Task directions
Please update everything from the start of the data down to the line containing "text-box xyxy=(799,10,992,297)" by changing "chart-title" to "heading", leaving the rest as it is, and return only those lines.

Given information
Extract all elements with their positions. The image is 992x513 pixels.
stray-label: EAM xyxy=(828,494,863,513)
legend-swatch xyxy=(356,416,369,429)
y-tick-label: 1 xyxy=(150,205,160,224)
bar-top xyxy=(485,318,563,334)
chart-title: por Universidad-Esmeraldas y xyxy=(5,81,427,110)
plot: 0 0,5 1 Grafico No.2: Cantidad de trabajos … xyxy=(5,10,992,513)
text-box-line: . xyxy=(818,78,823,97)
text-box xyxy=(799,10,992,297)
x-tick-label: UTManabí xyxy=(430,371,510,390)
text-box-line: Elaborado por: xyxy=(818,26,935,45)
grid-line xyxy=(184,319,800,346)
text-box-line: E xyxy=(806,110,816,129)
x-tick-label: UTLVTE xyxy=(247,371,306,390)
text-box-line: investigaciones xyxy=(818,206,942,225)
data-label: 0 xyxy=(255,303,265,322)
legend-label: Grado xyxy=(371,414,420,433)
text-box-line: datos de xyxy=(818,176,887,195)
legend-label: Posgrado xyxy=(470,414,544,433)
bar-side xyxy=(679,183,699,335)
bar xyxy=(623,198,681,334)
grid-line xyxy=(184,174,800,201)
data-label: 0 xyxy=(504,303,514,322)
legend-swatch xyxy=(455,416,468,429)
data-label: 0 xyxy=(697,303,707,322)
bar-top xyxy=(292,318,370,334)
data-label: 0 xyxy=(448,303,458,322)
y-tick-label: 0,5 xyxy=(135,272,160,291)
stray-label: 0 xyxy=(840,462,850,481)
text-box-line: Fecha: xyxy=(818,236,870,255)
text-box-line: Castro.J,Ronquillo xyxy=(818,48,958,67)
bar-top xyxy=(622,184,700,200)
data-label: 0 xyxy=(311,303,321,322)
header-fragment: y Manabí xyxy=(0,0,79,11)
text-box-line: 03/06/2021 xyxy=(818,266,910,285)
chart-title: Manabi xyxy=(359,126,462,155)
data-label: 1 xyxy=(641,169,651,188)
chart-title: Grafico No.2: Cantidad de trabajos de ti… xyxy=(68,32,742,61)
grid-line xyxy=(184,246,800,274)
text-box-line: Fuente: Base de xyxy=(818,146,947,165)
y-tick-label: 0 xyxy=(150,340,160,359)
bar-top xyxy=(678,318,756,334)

Expected answer
Extract all elements with their positions. The image is 992x513 pixels.
stray-label: EAM xyxy=(828,494,863,513)
legend-swatch xyxy=(356,416,369,429)
y-tick-label: 1 xyxy=(150,205,160,224)
bar-top xyxy=(485,318,563,334)
heading: por Universidad-Esmeraldas y xyxy=(5,81,427,110)
plot: 0 0,5 1 Grafico No.2: Cantidad de trabajos … xyxy=(5,10,992,513)
text-box-line: . xyxy=(818,78,823,97)
text-box xyxy=(799,10,992,297)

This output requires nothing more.